*What to do*.
Return the entries from the line containing "svg-text:u: u <box>518 60 533 93</box>" through the line containing "svg-text:k: k <box>329 222 343 254</box>", copied without any change.
====== Supplied information
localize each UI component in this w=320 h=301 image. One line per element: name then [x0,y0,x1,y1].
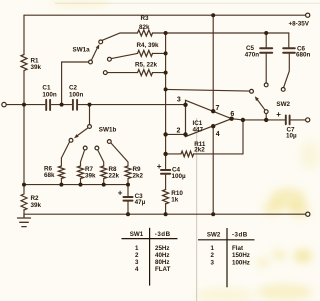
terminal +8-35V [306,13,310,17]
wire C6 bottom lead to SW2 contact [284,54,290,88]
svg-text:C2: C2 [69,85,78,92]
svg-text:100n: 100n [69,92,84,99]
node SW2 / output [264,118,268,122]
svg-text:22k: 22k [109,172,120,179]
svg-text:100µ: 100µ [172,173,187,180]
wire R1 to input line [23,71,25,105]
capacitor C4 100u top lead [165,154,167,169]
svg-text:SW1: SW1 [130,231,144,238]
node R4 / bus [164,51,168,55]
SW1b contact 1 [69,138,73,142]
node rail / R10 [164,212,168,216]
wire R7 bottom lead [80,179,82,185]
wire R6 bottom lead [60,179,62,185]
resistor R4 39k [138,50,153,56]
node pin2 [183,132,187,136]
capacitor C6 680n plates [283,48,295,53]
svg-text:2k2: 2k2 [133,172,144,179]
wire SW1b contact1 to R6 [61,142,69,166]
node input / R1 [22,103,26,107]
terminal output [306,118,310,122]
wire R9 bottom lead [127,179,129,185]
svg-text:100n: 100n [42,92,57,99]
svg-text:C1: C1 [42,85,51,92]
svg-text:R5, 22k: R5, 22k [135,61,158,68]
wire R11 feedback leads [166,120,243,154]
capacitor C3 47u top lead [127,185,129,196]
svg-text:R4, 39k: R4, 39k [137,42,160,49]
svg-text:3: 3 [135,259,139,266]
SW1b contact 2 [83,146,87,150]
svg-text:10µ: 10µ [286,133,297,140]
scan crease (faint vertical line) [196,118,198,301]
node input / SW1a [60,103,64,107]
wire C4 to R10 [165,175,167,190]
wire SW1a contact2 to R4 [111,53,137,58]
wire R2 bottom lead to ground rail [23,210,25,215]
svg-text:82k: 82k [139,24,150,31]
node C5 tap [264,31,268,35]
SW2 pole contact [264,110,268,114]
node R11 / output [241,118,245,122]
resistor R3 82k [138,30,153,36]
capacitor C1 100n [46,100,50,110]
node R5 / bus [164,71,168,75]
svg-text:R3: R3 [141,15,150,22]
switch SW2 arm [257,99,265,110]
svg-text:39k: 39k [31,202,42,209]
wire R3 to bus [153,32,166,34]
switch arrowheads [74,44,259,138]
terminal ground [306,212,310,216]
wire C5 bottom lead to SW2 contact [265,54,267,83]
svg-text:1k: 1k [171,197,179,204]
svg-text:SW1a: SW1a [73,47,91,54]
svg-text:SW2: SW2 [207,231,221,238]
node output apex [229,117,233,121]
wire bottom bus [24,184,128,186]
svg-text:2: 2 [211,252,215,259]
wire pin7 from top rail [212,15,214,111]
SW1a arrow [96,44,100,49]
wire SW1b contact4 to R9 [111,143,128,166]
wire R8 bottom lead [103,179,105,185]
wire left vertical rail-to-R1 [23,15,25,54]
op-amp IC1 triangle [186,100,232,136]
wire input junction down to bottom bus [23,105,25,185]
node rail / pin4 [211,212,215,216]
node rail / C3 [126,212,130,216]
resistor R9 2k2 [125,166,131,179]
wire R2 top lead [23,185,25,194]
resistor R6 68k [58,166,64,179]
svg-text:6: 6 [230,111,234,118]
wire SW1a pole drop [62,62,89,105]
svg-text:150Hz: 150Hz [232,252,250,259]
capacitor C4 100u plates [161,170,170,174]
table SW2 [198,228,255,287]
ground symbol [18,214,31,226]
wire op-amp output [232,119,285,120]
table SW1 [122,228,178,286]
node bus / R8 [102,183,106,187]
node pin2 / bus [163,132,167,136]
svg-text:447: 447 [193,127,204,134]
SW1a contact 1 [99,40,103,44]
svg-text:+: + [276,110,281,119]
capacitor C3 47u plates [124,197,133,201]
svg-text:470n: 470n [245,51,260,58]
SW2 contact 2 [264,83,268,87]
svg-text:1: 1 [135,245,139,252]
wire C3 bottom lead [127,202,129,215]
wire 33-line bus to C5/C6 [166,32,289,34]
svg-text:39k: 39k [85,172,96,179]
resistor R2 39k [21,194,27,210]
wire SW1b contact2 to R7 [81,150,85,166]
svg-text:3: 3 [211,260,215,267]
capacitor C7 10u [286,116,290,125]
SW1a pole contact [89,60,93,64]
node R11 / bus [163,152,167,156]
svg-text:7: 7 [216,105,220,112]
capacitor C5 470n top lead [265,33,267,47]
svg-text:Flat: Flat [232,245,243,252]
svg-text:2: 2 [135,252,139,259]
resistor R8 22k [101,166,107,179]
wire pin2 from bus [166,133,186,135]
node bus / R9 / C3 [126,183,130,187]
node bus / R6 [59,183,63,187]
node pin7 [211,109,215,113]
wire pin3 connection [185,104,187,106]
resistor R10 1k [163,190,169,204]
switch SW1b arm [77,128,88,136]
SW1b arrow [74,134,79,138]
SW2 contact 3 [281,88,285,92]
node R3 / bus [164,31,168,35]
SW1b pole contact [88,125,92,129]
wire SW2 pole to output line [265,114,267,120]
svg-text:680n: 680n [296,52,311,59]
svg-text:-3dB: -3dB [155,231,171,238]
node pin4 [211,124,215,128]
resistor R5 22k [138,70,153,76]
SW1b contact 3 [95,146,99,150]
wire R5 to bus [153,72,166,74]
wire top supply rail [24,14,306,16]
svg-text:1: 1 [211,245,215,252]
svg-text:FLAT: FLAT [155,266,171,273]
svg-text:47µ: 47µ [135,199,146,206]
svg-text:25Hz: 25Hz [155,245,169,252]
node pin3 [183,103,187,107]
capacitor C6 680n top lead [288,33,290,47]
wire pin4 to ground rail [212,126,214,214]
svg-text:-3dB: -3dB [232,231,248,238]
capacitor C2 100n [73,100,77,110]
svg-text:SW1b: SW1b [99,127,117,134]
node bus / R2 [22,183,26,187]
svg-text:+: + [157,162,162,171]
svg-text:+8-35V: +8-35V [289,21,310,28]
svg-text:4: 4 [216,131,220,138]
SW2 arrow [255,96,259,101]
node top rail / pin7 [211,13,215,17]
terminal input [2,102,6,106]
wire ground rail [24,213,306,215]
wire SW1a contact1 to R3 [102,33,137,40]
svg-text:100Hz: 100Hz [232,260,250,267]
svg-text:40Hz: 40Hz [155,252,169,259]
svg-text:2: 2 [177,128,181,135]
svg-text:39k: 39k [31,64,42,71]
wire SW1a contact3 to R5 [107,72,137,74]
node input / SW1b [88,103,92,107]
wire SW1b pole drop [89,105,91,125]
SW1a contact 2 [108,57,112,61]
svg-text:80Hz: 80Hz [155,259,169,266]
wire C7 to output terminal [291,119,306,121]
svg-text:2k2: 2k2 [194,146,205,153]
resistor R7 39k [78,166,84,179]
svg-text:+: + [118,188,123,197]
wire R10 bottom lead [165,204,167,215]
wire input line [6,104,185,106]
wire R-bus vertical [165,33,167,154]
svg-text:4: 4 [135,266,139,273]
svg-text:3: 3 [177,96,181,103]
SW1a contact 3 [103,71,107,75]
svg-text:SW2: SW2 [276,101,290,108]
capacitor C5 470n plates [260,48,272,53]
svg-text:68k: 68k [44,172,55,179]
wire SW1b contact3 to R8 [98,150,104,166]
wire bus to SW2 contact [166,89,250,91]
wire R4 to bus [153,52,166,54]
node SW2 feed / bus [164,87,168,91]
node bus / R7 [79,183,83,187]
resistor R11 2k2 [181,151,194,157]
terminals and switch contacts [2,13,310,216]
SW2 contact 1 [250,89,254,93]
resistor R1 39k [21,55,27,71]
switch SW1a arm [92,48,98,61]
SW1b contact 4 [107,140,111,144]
============
====== Supplied information
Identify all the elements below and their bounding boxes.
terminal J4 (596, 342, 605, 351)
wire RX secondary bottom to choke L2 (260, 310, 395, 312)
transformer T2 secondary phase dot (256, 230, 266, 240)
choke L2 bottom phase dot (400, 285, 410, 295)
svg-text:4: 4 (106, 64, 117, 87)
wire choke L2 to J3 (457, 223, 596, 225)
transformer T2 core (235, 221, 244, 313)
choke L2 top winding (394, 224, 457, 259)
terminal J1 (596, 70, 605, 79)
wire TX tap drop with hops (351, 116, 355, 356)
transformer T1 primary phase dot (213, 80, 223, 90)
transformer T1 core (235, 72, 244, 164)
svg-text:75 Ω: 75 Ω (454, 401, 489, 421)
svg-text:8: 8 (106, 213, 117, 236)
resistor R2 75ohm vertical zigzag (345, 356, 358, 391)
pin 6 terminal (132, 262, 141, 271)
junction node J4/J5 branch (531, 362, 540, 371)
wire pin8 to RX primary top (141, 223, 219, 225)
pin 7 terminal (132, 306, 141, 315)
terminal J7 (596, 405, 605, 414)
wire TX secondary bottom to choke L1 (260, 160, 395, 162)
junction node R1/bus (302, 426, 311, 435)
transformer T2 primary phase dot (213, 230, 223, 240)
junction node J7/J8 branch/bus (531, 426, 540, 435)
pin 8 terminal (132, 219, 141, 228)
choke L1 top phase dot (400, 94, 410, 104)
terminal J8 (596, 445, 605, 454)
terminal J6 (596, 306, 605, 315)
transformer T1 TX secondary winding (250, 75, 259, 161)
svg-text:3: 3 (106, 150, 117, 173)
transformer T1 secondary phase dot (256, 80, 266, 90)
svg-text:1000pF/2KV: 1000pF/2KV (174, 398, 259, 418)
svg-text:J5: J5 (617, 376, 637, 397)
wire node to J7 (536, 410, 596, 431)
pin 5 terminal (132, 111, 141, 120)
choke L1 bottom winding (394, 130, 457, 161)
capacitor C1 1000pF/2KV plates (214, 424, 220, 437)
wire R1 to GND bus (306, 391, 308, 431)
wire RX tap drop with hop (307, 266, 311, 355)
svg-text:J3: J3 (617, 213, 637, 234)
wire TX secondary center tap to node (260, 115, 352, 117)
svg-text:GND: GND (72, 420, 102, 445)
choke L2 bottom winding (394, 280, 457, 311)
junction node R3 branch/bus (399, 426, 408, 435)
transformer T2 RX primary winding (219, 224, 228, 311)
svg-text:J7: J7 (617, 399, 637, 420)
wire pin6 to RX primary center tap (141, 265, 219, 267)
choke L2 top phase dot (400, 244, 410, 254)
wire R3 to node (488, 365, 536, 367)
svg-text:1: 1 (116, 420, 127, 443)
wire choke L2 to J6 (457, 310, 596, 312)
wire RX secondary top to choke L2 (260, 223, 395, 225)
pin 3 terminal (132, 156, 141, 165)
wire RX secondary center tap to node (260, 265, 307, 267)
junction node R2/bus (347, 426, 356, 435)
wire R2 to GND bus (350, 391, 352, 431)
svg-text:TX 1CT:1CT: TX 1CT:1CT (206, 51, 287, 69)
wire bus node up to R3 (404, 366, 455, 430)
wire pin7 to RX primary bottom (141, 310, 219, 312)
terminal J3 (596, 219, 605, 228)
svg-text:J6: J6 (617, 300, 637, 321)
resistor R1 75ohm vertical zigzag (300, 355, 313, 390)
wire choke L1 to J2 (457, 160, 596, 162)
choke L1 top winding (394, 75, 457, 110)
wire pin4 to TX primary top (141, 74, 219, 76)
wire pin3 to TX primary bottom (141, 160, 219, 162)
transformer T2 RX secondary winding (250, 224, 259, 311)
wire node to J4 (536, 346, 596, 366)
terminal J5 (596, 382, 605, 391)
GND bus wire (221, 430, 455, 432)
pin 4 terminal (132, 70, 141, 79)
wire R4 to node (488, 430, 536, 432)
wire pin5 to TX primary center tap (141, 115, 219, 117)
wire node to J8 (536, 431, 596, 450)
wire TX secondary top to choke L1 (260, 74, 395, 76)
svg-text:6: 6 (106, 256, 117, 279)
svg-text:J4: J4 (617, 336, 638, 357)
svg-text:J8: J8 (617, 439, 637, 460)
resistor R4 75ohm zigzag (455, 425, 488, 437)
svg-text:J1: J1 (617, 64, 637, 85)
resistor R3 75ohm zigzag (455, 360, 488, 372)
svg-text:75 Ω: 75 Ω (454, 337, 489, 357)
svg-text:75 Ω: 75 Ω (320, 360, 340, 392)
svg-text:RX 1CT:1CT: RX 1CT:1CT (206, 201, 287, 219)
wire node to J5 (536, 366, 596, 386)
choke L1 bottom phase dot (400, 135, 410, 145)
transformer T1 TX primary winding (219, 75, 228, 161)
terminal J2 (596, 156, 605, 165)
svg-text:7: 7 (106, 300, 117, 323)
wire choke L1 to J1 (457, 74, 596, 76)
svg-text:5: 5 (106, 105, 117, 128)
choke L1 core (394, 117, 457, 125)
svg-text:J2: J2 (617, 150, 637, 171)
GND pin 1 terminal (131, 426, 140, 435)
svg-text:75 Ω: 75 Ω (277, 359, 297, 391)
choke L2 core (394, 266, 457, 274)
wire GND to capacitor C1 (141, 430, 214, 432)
============
====== Supplied information
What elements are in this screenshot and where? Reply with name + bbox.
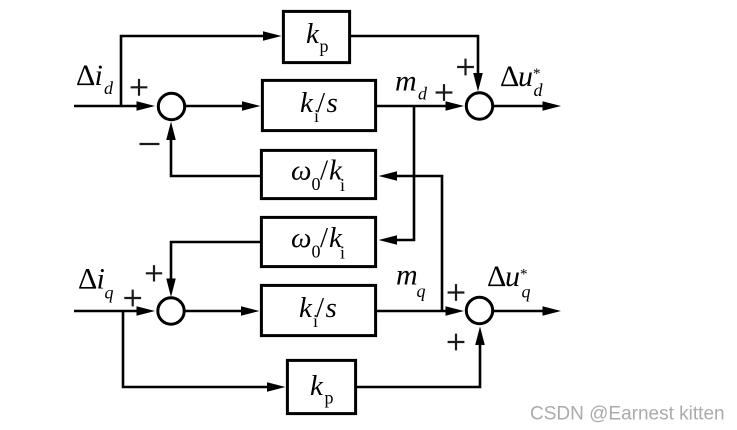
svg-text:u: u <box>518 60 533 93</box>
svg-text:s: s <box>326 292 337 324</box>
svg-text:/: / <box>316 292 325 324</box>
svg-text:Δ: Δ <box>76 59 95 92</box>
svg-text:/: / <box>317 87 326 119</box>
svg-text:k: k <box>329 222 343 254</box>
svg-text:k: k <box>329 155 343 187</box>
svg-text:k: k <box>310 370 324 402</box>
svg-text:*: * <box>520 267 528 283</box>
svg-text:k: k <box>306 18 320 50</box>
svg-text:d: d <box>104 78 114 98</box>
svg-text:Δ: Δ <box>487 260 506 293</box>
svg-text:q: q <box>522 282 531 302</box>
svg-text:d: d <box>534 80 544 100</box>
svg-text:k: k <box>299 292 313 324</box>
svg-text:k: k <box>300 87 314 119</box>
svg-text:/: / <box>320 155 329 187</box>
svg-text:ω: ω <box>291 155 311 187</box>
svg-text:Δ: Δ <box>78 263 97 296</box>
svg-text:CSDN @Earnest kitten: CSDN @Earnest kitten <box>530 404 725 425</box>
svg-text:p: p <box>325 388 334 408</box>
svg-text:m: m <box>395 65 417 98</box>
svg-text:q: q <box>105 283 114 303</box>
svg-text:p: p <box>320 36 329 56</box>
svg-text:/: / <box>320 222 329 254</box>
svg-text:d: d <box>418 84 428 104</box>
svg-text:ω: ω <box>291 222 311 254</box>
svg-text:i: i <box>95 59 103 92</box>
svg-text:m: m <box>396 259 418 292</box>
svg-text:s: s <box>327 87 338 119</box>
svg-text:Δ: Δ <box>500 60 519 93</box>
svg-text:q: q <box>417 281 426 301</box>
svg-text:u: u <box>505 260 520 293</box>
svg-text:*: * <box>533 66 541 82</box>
============
*Exercise result*.
svg-text:u: u <box>518 60 533 93</box>
svg-text:s: s <box>326 292 337 324</box>
svg-text:/: / <box>316 292 325 324</box>
svg-text:Δ: Δ <box>76 59 95 92</box>
svg-text:/: / <box>317 87 326 119</box>
svg-text:k: k <box>329 222 343 254</box>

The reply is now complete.